-- Start of Exercise materials --

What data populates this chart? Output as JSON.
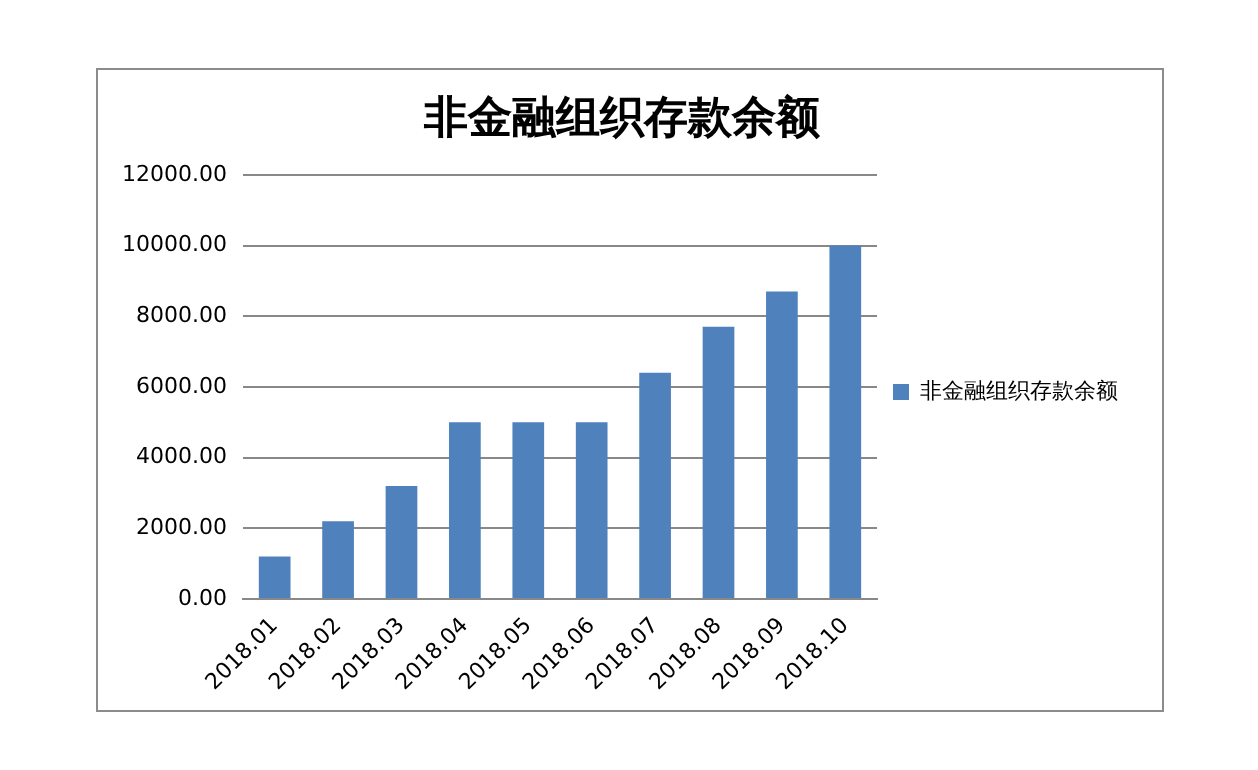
{
  "chart_data": {
    "type": "bar",
    "title": "非金融组织存款余额",
    "categories": [
      "2018.01",
      "2018.02",
      "2018.03",
      "2018.04",
      "2018.05",
      "2018.06",
      "2018.07",
      "2018.08",
      "2018.09",
      "2018.10"
    ],
    "series": [
      {
        "name": "非金融组织存款余额",
        "color": "#4f81bd",
        "values": [
          1200,
          2200,
          3200,
          5000,
          5000,
          5000,
          6400,
          7700,
          8700,
          10000
        ]
      }
    ],
    "ylim": [
      0,
      12000
    ],
    "yticks": [
      {
        "value": 0,
        "label": "0.00"
      },
      {
        "value": 2000,
        "label": "2000.00"
      },
      {
        "value": 4000,
        "label": "4000.00"
      },
      {
        "value": 6000,
        "label": "6000.00"
      },
      {
        "value": 8000,
        "label": "8000.00"
      },
      {
        "value": 10000,
        "label": "10000.00"
      },
      {
        "value": 12000,
        "label": "12000.00"
      }
    ],
    "grid": "y",
    "legend": "right"
  }
}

-- End of Exercise materials --

• [The request]: Reproduce every entry word for word, but skip any pictures.

• [Expected output]:
What data populates this chart? Output as JSON.
{
  "chart_data": {
    "type": "bar",
    "title": "非金融组织存款余额",
    "categories": [
      "2018.01",
      "2018.02",
      "2018.03",
      "2018.04",
      "2018.05",
      "2018.06",
      "2018.07",
      "2018.08",
      "2018.09",
      "2018.10"
    ],
    "series": [
      {
        "name": "非金融组织存款余额",
        "color": "#4f81bd",
        "values": [
          1200,
          2200,
          3200,
          5000,
          5000,
          5000,
          6400,
          7700,
          8700,
          10000
        ]
      }
    ],
    "ylim": [
      0,
      12000
    ],
    "yticks": [
      {
        "value": 0,
        "label": "0.00"
      },
      {
        "value": 2000,
        "label": "2000.00"
      },
      {
        "value": 4000,
        "label": "4000.00"
      },
      {
        "value": 6000,
        "label": "6000.00"
      },
      {
        "value": 8000,
        "label": "8000.00"
      },
      {
        "value": 10000,
        "label": "10000.00"
      },
      {
        "value": 12000,
        "label": "12000.00"
      }
    ],
    "grid": "y",
    "legend": "right"
  }
}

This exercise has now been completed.